* [DO THIS]: Transcribe every line exactly and omit anything that is a picture.

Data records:
◆ ◆ ◆

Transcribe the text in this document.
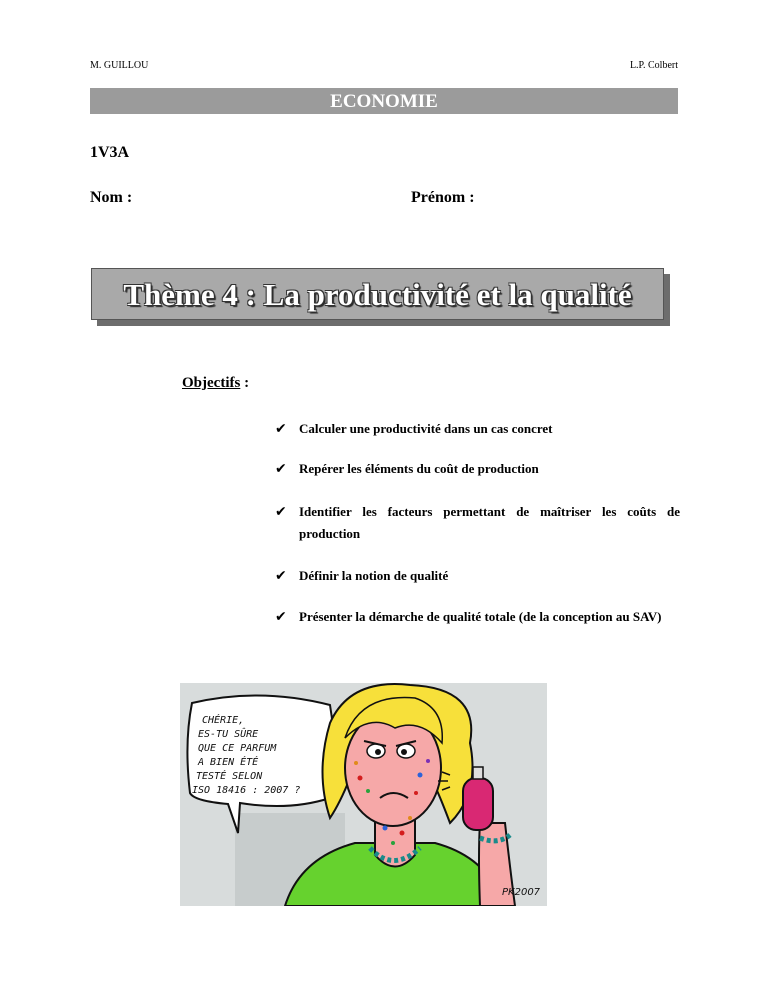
M. GUILLOU	L.P. Colbert
ECONOMIE
1V3A
Nom :	Prénom :
Thème 4 : La productivité et la qualité
Objectifs :
✔ Calculer une productivité dans un cas concret
✔ Repérer les éléments du coût de production
✔ Identifier les facteurs permettant de maîtriser les coûts de production
✔ Définir la notion de qualité
✔ Présenter la démarche de qualité totale (de la conception au SAV)
CHÉRIE,
ES-TU SÛRE
QUE CE PARFUM
A BIEN ÉTÉ
TESTÉ SELON
ISO 18416 : 2007 ?
PK2007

◆ ◆ ◆

* [TASK SOLUTION]:
Transcribe the text in this document.
M. GUILLOU	L.P. Colbert
ECONOMIE
1V3A
Nom :	Prénom :
Thème 4 : La productivité et la qualité
Objectifs :
✔ Calculer une productivité dans un cas concret
✔ Repérer les éléments du coût de production
✔ Identifier les facteurs permettant de maîtriser les coûts de production
✔ Définir la notion de qualité
✔ Présenter la démarche de qualité totale (de la conception au SAV)
CHÉRIE,
ES-TU SÛRE
QUE CE PARFUM
A BIEN ÉTÉ
TESTÉ SELON
ISO 18416 : 2007 ?
PK2007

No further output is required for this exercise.